**THE PROBLEM**
Search the listing below for the word "always" and copy each line that holds it.
- - - -
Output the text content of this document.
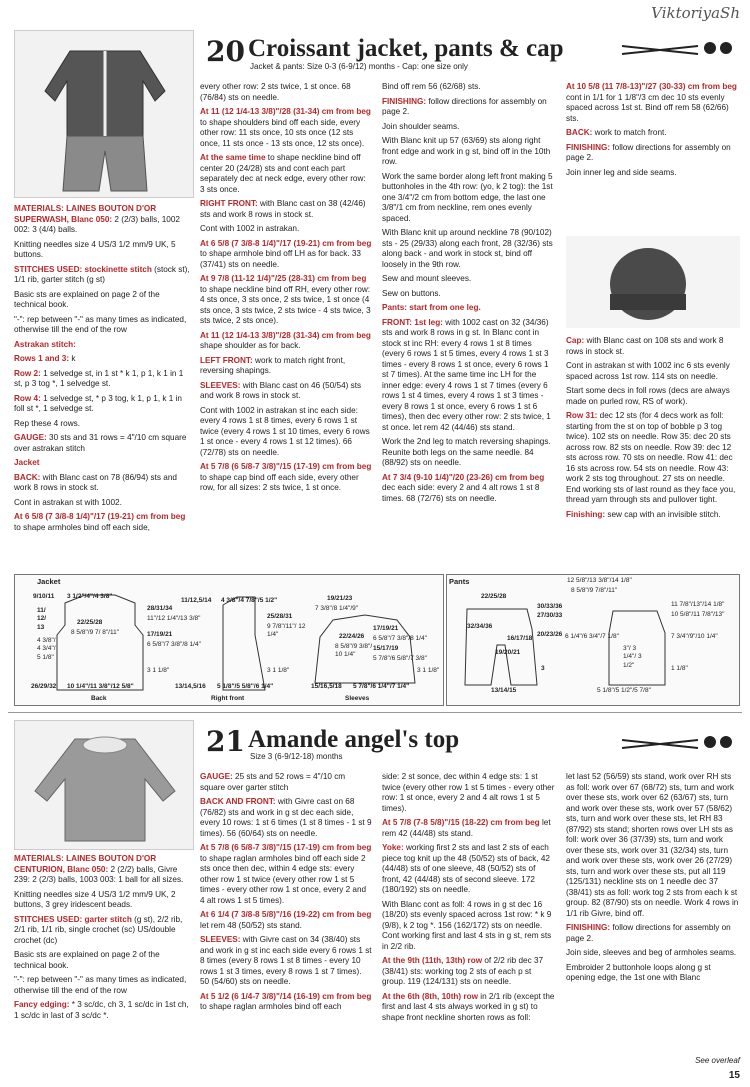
ViktoriyaSh
20 Croissant jacket, pants & cap
Jacket & pants: Size 0-3 (6-9/12) months - Cap: one size only

MATERIALS: LAINES BOUTON D'OR SUPERWASH, Blanc 050: 2 (2/3) balls, 1002 002: 3 (4/4) balls.

Knitting needles size 4 US/3 1/2 mm/9 UK, 5 buttons.

STITCHES USED: stockinette stitch (stock st), 1/1 rib, garter stitch (g st)

Basic sts are explained on page 2 of the technical book.

"-": rep between "-" as many times as indicated, otherwise till the end of the row

Astrakan stitch:

Rows 1 and 3: k

Row 2: 1 selvedge st, in 1 st * k 1, p 1, k 1 in 1 st, p 3 tog *, 1 selvedge st.

Row 4: 1 selvedge st, * p 3 tog, k 1, p 1, k 1 in foll st *, 1 selvedge st.

Rep these 4 rows.

GAUGE: 30 sts and 31 rows = 4"/10 cm square over astrakan stitch

Jacket

BACK: with Blanc cast on 78 (86/94) sts and work 8 rows in stock st.

Cont in astrakan st with 1002.

At 6 5/8 (7 3/8-8 1/4)"/17 (19-21) cm from beg to shape armholes bind off each side,

every other row: 2 sts twice, 1 st once. 68 (76/84) sts on needle.

At 11 (12 1/4-13 3/8)"/28 (31-34) cm from beg to shape shoulders bind off each side, every other row: 11 sts once, 10 sts once (12 sts once, 11 sts once - 13 sts once, 12 sts once).

At the same time to shape neckline bind off center 20 (24/28) sts and cont each part separately dec at neck edge, every other row: 3 sts once.

RIGHT FRONT: with Blanc cast on 38 (42/46) sts and work 8 rows in stock st.

Cont with 1002 in astrakan.

At 6 5/8 (7 3/8-8 1/4)"/17 (19-21) cm from beg to shape armhole bind off LH as for back. 33 (37/41) sts on needle.

At 9 7/8 (11-12 1/4)"/25 (28-31) cm from beg to shape neckline bind off RH, every other row: 4 sts once, 3 sts once, 2 sts twice, 1 st once (4 sts once, 3 sts twice, 2 sts twice - 4 sts twice, 3 sts twice, 2 sts once).

At 11 (12 1/4-13 3/8)"/28 (31-34) cm from beg shape shoulder as for back.

LEFT FRONT: work to match right front, reversing shapings.

SLEEVES: with Blanc cast on 46 (50/54) sts and work 8 rows in stock st.

Cont with 1002 in astrakan st inc each side: every 4 rows 1 st 8 times, every 6 rows 1 st twice (every 4 rows 1 st 10 times, every 6 rows 1 st once - every 4 rows 1 st 12 times). 66 (72/78) sts on needle.

At 5 7/8 (6 5/8-7 3/8)"/15 (17-19) cm from beg to shape cap bind off each side, every other row, for all sizes: 2 sts twice, 1 st once.

Bind off rem 56 (62/68) sts.

FINISHING: follow directions for assembly on page 2.

Join shoulder seams.

With Blanc knit up 57 (63/69) sts along right front edge and work in g st, bind off in the 10th row.

Work the same border along left front making 5 buttonholes in the 4th row: (yo, k 2 tog): the 1st one 3/4"/2 cm from bottom edge, the last one 3/8"/1 cm from neckline, rem ones evenly spaced.

With Blanc knit up around neckline 78 (90/102) sts - 25 (29/33) along each front, 28 (32/36) sts along back - and work in stock st, bind off loosely in the 9th row.

Sew and mount sleeves.

Sew on buttons.

Pants: start from one leg.

FRONT: 1st leg: with 1002 cast on 32 (34/36) sts and work 8 rows in g st. In Blanc cont in stock st inc RH: every 4 rows 1 st 8 times (every 6 rows 1 st 5 times, every 4 rows 1 st 3 times - every 8 rows 1 st once, every 6 rows 1 st 7 times). At the same time inc LH for the inner edge: every 4 rows 1 st 7 times (every 6 rows 1 st 4 times, every 4 rows 1 st 3 times - every 8 rows 1 st once, every 6 rows 1 st 6 times), then dec every other row: 2 sts twice, 1 st once. let rem 42 (44/46) sts stand.

Work the 2nd leg to match reversing shapings. Reunite both legs on the same needle. 84 (88/92) sts on needle.

At 7 3/4 (9-10 1/4)"/20 (23-26) cm from beg dec each side: every 2 and 4 alt rows 1 st 8 times. 68 (72/76) sts on needle.

At 10 5/8 (11 7/8-13)"/27 (30-33) cm from beg cont in 1/1 for 1 1/8"/3 cm dec 10 sts evenly spaced across 1st st. Bind off rem 58 (62/66) sts.

BACK: work to match front.

FINISHING: follow directions for assembly on page 2.

Join inner leg and side seams.

Cap: with Blanc cast on 108 sts and work 8 rows in stock st.

Cont in astrakan st with 1002 inc 6 sts evenly spaced across 1st row. 114 sts on needle.

Start some decs in foll rows (decs are always made on purled row, RS of work).

Row 31: dec 12 sts (for 4 decs work as foll: starting from the st on top of bobble p 3 tog twice). 102 sts on needle. Row 35: dec 20 sts across row. 82 sts on needle. Row 39: dec 12 sts across row. 70 sts on needle. Row 41: dec 16 sts across row. 54 sts on needle. Row 43: work 2 sts tog throughout. 27 sts on needle. End working sts of last round as they face you, thread yarn through sts and pullover tight.

Finishing: sew cap with an invisible stitch.

Jacket
9/10/11 3 1/2"/4"/4 3/8"
11/ 12/ 13
4 3/8"/ 4 3/4"/ 5 1/8"
22/25/28
8 5/8"/9 7/ 8"/11"
28/31/34
11"/12 1/4"/13 3/8"
17/19/21
6 5/8"/7 3/8"/8 1/4"
3 1 1/8"
26/29/32 10 1/4"/11 3/8"/12 5/8"
Back
11/12,5/14 4 3/8"/4 7/8"/5 1/2"
25/28/31
9 7/8"/11"/ 12 1/4"
3 1 1/8"
13/14,5/16 5 1/8"/5 5/8"/6 1/4"
Right front
19/21/23
7 3/8"/8 1/4"/9"
22/24/26
8 5/8"/9 3/8"/ 10 1/4"
17/19/21
6 5/8"/7 3/8"/8 1/4"
15/17/19
5 7/8"/6 5/8"/7 3/8"
3 1 1/8"
15/16,5/18 5 7/8"/6 1/4"/7 1/4"
Sleeves
Pants
22/25/28
30/33/36
27/30/33
32/34/36
16/17/18
20/23/26
19/20/21
3
13/14/15
12 5/8"/13 3/8"/14 1/8"
8 5/8"/9 7/8"/11"
11 7/8"/13"/14 1/8"
10 5/8"/11 7/8"/13"
6 1/4"/6 3/4"/7 1/8"	7 3/4"/9"/10 1/4"
3"/ 3 1/4"/ 3 1/2"	1 1/8"
5 1/8"/5 1/2"/5 7/8"
21 Amande angel's top
Size 3 (6-9/12-18) months

MATERIALS: LAINES BOUTON D'OR CENTURION, Blanc 050: 2 (2/2) balls, Givre 239: 2 (2/3) balls, 1003 003: 1 ball for all sizes.

Knitting needles size 4 US/3 1/2 mm/9 UK, 2 buttons, 3 grey iridescent beads.

STITCHES USED: garter stitch (g st), 2/2 rib, 2/1 rib, 1/1 rib, single crochet (sc) US/double crochet (dc)

Basic sts are explained on page 2 of the technical book.

"-": rep between "-" as many times as indicated, otherwise till the end of the row

Fancy edging: * 3 sc/dc, ch 3, 1 sc/dc in 1st ch, 1 sc/dc in last of 3 sc/dc *.

GAUGE: 25 sts and 52 rows = 4"/10 cm square over garter stitch

BACK AND FRONT: with Givre cast on 68 (76/82) sts and work in g st dec each side, every 10 rows: 1 st 6 times (1 st 8 times - 1 st 9 times). 56 (60/64) sts on needle.

At 5 7/8 (6 5/8-7 3/8)"/15 (17-19) cm from beg to shape raglan armholes bind off each side 2 sts once then dec, within 4 edge sts: every other row 1 st twice (every other row 1 st 5 times - every other row 1 st once, every 2 and 4 alt rows 1 st 5 times).

At 6 1/4 (7 3/8-8 5/8)"/16 (19-22) cm from beg let rem 48 (50/52) sts stand.

SLEEVES: with Givre cast on 34 (38/40) sts and work in g st inc each side every 6 rows 1 st 8 times (every 8 rows 1 st 8 times - every 10 rows 1 st 3 times, every 8 rows 1 st 7 times). 50 (54/60) sts on needle.

At 5 1/2 (6 1/4-7 3/8)"/14 (16-19) cm from beg to shape raglan armholes bind off each

side: 2 st sonce, dec within 4 edge sts: 1 st twice (every other row 1 st 5 times - every other row: 1 st once, every 2 and 4 alt rows 1 st 5 times).

At 5 7/8 (7-8 5/8)"/15 (18-22) cm from beg let rem 42 (44/48) sts stand.

Yoke: working first 2 sts and last 2 sts of each piece tog knit up the 48 (50/52) sts of back, 42 (44/48) sts of one sleeve, 48 (50/52) sts of front, 42 (44/48) sts of second sleeve. 172 (180/192) sts on needle.

With Blanc cont as foll: 4 rows in g st dec 16 (18/20) sts evenly spaced across 1st row: * k 9 (9/8), k 2 tog *. 156 (162/172) sts on needle. Cont working first and last 4 sts in g st, rem sts in 2/2 rib.

At the 9th (11th, 13th) row of 2/2 rib dec 37 (38/41) sts: working tog 2 sts of each p st group. 119 (124/131) sts on needle.

At the 6th (8th, 10th) row in 2/1 rib (except the first and last 4 sts always worked in g st) to shape front neckline shorten rows as foll:

let last 52 (56/59) sts stand, work over RH sts as foll: work over 67 (68/72) sts, turn and work over these sts, work over 62 (63/67) sts, turn and work over these sts, work over 57 (58/62) sts, turn and work over these sts, let RH 83 (87/92) sts stand; shorten rows over LH sts as foll: work over 36 (37/39) sts, turn and work over these sts, work over 31 (32/34) sts, turn and work over these sts, work over 26 (27/29) sts, turn and work over these sts, put all 119 (125/131) neckline sts on 1 needle dec 37 (38/41) sts as foll: work tog 2 sts from each k st group. 82 (87/90) sts on needle. Work 4 rows in 1/1 rib Givre, bind off.

FINISHING: follow directions for assembly on page 2.

Join side, sleeves and beg of armholes seams.

Embroider 2 buttonhole loops along g st opening edge, the 1st one with Blanc

See overleaf
15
- - - -
**WRITTEN RESPONSE**
Start some decs in foll rows (decs are always made on purled row, RS of work).
At the 6th (8th, 10th) row in 2/1 rib (except the first and last 4 sts always worked in g st) to shape front neckline shorten rows as foll:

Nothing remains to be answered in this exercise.